## Given task
Show each line from the listing that includes the word "feature".

## Records for the task
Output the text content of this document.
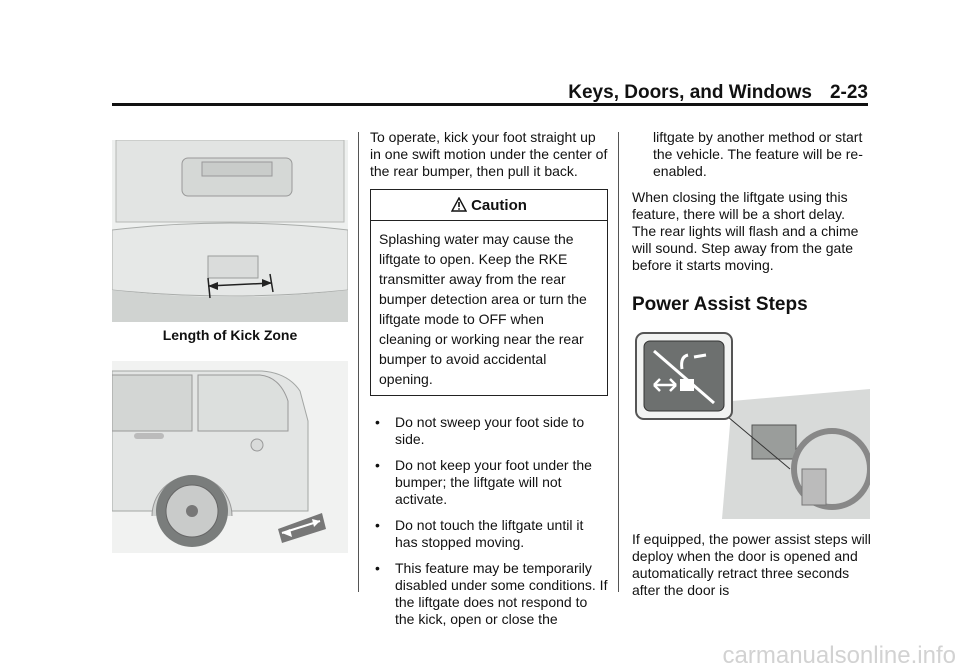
Keys, Doors, and Windows 2-23
Length of Kick Zone

To operate, kick your foot straight up in one swift motion under the center of the rear bumper, then pull it back.

Caution
Splashing water may cause the liftgate to open. Keep the RKE transmitter away from the rear bumper detection area or turn the liftgate mode to OFF when cleaning or working near the rear bumper to avoid accidental opening.
• Do not sweep your foot side to side.
• Do not keep your foot under the bumper; the liftgate will not activate.
• Do not touch the liftgate until it has stopped moving.
• This feature may be temporarily disabled under some conditions. If the liftgate does not respond to the kick, open or close the

liftgate by another method or start the vehicle. The feature will be re-enabled.

When closing the liftgate using this feature, there will be a short delay. The rear lights will flash and a chime will sound. Step away from the gate before it starts moving.

Power Assist Steps

If equipped, the power assist steps will deploy when the door is opened and automatically retract three seconds after the door is

carmanualsonline.info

## Result
• This feature may be temporarily disabled under some conditions. If the liftgate does not respond to the kick, open or close the
liftgate by another method or start the vehicle. The feature will be re-enabled.
When closing the liftgate using this feature, there will be a short delay. The rear lights will flash and a chime will sound. Step away from the gate before it starts moving.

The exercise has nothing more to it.